(Job): Print out each record below, unaltered and complete, without its images.

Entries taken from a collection

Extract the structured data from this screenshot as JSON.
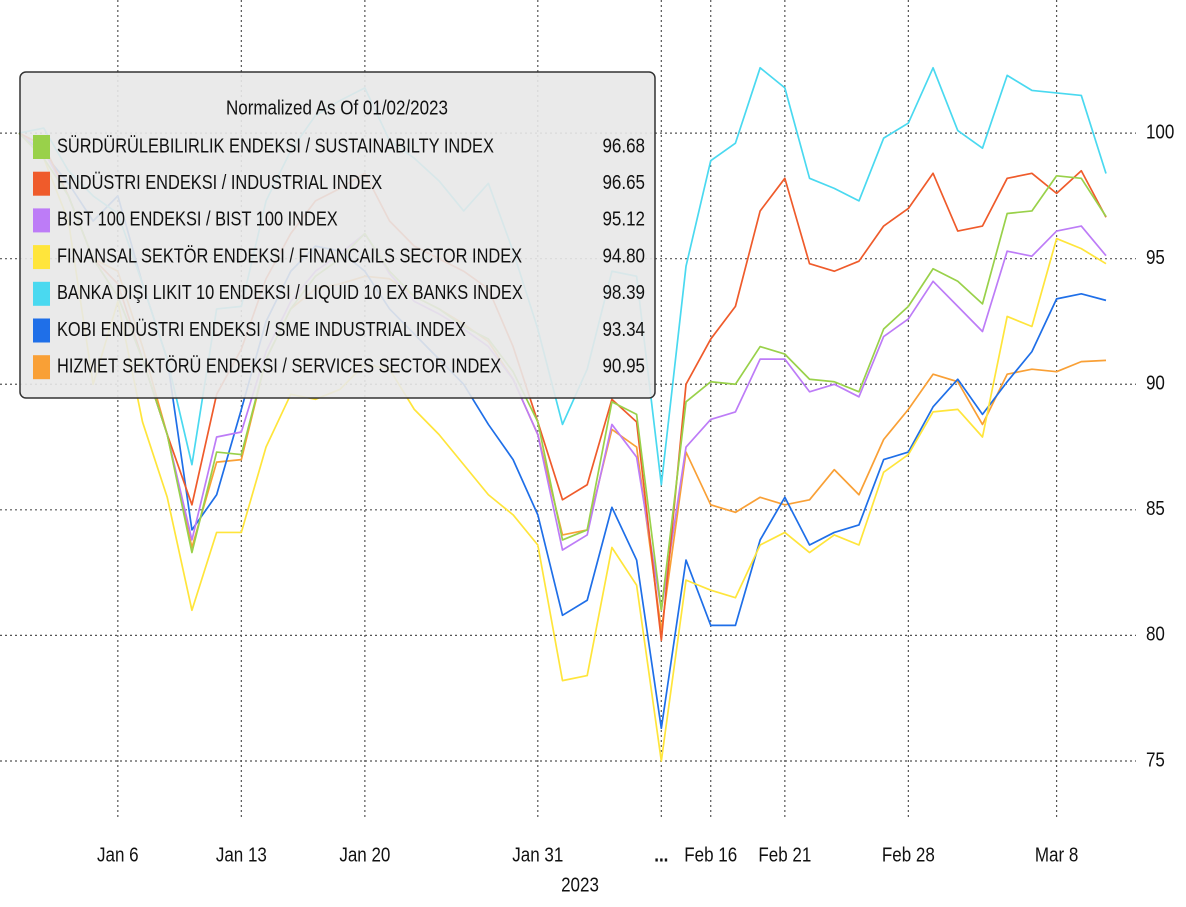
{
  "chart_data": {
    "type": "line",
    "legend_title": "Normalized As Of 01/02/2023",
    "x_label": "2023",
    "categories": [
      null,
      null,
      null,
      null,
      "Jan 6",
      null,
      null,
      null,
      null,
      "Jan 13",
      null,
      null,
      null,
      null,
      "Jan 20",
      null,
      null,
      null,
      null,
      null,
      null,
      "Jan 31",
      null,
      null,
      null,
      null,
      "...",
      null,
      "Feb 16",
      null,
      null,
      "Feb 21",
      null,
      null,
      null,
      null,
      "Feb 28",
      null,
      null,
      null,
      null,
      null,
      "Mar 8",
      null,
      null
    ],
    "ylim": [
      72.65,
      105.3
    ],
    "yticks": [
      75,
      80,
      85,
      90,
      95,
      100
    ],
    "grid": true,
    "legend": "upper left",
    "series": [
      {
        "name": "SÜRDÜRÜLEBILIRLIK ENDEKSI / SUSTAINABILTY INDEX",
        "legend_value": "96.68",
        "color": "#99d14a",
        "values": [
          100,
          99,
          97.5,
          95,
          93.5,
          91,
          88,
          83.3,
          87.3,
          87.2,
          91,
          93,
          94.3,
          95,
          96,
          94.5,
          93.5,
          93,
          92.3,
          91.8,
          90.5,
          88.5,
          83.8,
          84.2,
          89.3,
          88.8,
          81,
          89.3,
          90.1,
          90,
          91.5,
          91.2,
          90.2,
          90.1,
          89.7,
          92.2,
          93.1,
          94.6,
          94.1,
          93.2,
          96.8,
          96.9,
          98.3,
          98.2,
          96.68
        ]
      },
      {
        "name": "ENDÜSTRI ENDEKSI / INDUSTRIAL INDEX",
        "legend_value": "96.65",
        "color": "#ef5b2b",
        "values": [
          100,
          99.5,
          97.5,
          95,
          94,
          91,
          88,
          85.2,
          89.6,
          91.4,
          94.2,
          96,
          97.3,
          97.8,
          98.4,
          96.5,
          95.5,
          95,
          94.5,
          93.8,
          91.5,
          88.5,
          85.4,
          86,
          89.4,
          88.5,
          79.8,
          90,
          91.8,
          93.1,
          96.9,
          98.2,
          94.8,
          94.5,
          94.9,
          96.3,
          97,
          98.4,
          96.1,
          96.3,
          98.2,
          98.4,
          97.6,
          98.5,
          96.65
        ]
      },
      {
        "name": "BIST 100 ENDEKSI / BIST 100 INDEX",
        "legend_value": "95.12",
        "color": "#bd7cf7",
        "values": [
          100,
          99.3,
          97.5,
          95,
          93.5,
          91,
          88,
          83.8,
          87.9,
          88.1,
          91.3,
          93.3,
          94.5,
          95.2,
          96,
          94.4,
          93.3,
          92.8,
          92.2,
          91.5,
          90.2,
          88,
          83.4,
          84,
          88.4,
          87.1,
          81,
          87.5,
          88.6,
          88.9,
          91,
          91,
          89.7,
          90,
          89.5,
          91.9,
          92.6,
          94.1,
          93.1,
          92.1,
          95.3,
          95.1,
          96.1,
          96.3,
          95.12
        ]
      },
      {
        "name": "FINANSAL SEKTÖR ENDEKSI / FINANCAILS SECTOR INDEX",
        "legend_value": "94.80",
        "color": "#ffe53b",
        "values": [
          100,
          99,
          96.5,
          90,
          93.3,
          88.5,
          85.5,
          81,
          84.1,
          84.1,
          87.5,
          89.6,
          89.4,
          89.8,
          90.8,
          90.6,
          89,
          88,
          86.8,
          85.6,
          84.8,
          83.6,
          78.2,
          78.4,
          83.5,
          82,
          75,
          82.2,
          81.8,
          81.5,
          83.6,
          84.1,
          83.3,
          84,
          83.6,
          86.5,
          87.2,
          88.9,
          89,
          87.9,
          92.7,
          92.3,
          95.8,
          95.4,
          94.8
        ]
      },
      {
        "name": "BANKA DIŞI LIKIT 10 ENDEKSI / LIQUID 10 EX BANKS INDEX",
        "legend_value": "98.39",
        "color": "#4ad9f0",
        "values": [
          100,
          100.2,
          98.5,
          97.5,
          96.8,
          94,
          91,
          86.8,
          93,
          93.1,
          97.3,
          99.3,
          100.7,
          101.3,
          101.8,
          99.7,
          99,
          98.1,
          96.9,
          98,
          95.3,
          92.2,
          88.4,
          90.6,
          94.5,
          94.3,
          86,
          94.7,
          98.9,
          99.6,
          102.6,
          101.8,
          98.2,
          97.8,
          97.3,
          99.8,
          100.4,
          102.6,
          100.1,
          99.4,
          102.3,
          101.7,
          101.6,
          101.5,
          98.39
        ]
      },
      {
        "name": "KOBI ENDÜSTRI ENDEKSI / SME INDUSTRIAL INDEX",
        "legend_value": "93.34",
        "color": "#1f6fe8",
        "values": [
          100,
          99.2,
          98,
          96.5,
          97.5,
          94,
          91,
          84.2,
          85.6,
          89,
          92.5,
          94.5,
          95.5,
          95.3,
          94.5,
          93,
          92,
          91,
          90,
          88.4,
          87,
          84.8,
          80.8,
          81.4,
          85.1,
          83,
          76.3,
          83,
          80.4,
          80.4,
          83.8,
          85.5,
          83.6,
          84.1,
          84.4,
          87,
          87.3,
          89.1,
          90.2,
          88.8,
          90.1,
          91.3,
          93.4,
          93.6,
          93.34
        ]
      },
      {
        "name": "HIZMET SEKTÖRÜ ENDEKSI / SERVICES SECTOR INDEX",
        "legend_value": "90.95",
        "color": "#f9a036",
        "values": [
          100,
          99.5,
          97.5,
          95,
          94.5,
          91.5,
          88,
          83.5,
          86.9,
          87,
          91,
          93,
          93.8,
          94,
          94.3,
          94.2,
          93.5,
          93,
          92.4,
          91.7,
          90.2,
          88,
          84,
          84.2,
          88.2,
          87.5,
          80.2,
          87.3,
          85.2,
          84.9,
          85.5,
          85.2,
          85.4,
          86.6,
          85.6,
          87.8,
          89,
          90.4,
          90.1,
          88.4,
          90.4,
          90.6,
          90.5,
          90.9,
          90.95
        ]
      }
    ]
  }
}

(Response below):
Extract the structured data from this screenshot as JSON.
{
  "chart_data": {
    "type": "line",
    "legend_title": "Normalized As Of 01/02/2023",
    "x_label": "2023",
    "categories": [
      null,
      null,
      null,
      null,
      "Jan 6",
      null,
      null,
      null,
      null,
      "Jan 13",
      null,
      null,
      null,
      null,
      "Jan 20",
      null,
      null,
      null,
      null,
      null,
      null,
      "Jan 31",
      null,
      null,
      null,
      null,
      "...",
      null,
      "Feb 16",
      null,
      null,
      "Feb 21",
      null,
      null,
      null,
      null,
      "Feb 28",
      null,
      null,
      null,
      null,
      null,
      "Mar 8",
      null,
      null
    ],
    "ylim": [
      72.65,
      105.3
    ],
    "yticks": [
      75,
      80,
      85,
      90,
      95,
      100
    ],
    "grid": true,
    "legend": "upper left",
    "series": [
      {
        "name": "SÜRDÜRÜLEBILIRLIK ENDEKSI / SUSTAINABILTY INDEX",
        "legend_value": "96.68",
        "color": "#99d14a",
        "values": [
          100,
          99,
          97.5,
          95,
          93.5,
          91,
          88,
          83.3,
          87.3,
          87.2,
          91,
          93,
          94.3,
          95,
          96,
          94.5,
          93.5,
          93,
          92.3,
          91.8,
          90.5,
          88.5,
          83.8,
          84.2,
          89.3,
          88.8,
          81,
          89.3,
          90.1,
          90,
          91.5,
          91.2,
          90.2,
          90.1,
          89.7,
          92.2,
          93.1,
          94.6,
          94.1,
          93.2,
          96.8,
          96.9,
          98.3,
          98.2,
          96.68
        ]
      },
      {
        "name": "ENDÜSTRI ENDEKSI / INDUSTRIAL INDEX",
        "legend_value": "96.65",
        "color": "#ef5b2b",
        "values": [
          100,
          99.5,
          97.5,
          95,
          94,
          91,
          88,
          85.2,
          89.6,
          91.4,
          94.2,
          96,
          97.3,
          97.8,
          98.4,
          96.5,
          95.5,
          95,
          94.5,
          93.8,
          91.5,
          88.5,
          85.4,
          86,
          89.4,
          88.5,
          79.8,
          90,
          91.8,
          93.1,
          96.9,
          98.2,
          94.8,
          94.5,
          94.9,
          96.3,
          97,
          98.4,
          96.1,
          96.3,
          98.2,
          98.4,
          97.6,
          98.5,
          96.65
        ]
      },
      {
        "name": "BIST 100 ENDEKSI / BIST 100 INDEX",
        "legend_value": "95.12",
        "color": "#bd7cf7",
        "values": [
          100,
          99.3,
          97.5,
          95,
          93.5,
          91,
          88,
          83.8,
          87.9,
          88.1,
          91.3,
          93.3,
          94.5,
          95.2,
          96,
          94.4,
          93.3,
          92.8,
          92.2,
          91.5,
          90.2,
          88,
          83.4,
          84,
          88.4,
          87.1,
          81,
          87.5,
          88.6,
          88.9,
          91,
          91,
          89.7,
          90,
          89.5,
          91.9,
          92.6,
          94.1,
          93.1,
          92.1,
          95.3,
          95.1,
          96.1,
          96.3,
          95.12
        ]
      },
      {
        "name": "FINANSAL SEKTÖR ENDEKSI / FINANCAILS SECTOR INDEX",
        "legend_value": "94.80",
        "color": "#ffe53b",
        "values": [
          100,
          99,
          96.5,
          90,
          93.3,
          88.5,
          85.5,
          81,
          84.1,
          84.1,
          87.5,
          89.6,
          89.4,
          89.8,
          90.8,
          90.6,
          89,
          88,
          86.8,
          85.6,
          84.8,
          83.6,
          78.2,
          78.4,
          83.5,
          82,
          75,
          82.2,
          81.8,
          81.5,
          83.6,
          84.1,
          83.3,
          84,
          83.6,
          86.5,
          87.2,
          88.9,
          89,
          87.9,
          92.7,
          92.3,
          95.8,
          95.4,
          94.8
        ]
      },
      {
        "name": "BANKA DIŞI LIKIT 10 ENDEKSI / LIQUID 10 EX BANKS INDEX",
        "legend_value": "98.39",
        "color": "#4ad9f0",
        "values": [
          100,
          100.2,
          98.5,
          97.5,
          96.8,
          94,
          91,
          86.8,
          93,
          93.1,
          97.3,
          99.3,
          100.7,
          101.3,
          101.8,
          99.7,
          99,
          98.1,
          96.9,
          98,
          95.3,
          92.2,
          88.4,
          90.6,
          94.5,
          94.3,
          86,
          94.7,
          98.9,
          99.6,
          102.6,
          101.8,
          98.2,
          97.8,
          97.3,
          99.8,
          100.4,
          102.6,
          100.1,
          99.4,
          102.3,
          101.7,
          101.6,
          101.5,
          98.39
        ]
      },
      {
        "name": "KOBI ENDÜSTRI ENDEKSI / SME INDUSTRIAL INDEX",
        "legend_value": "93.34",
        "color": "#1f6fe8",
        "values": [
          100,
          99.2,
          98,
          96.5,
          97.5,
          94,
          91,
          84.2,
          85.6,
          89,
          92.5,
          94.5,
          95.5,
          95.3,
          94.5,
          93,
          92,
          91,
          90,
          88.4,
          87,
          84.8,
          80.8,
          81.4,
          85.1,
          83,
          76.3,
          83,
          80.4,
          80.4,
          83.8,
          85.5,
          83.6,
          84.1,
          84.4,
          87,
          87.3,
          89.1,
          90.2,
          88.8,
          90.1,
          91.3,
          93.4,
          93.6,
          93.34
        ]
      },
      {
        "name": "HIZMET SEKTÖRÜ ENDEKSI / SERVICES SECTOR INDEX",
        "legend_value": "90.95",
        "color": "#f9a036",
        "values": [
          100,
          99.5,
          97.5,
          95,
          94.5,
          91.5,
          88,
          83.5,
          86.9,
          87,
          91,
          93,
          93.8,
          94,
          94.3,
          94.2,
          93.5,
          93,
          92.4,
          91.7,
          90.2,
          88,
          84,
          84.2,
          88.2,
          87.5,
          80.2,
          87.3,
          85.2,
          84.9,
          85.5,
          85.2,
          85.4,
          86.6,
          85.6,
          87.8,
          89,
          90.4,
          90.1,
          88.4,
          90.4,
          90.6,
          90.5,
          90.9,
          90.95
        ]
      }
    ]
  }
}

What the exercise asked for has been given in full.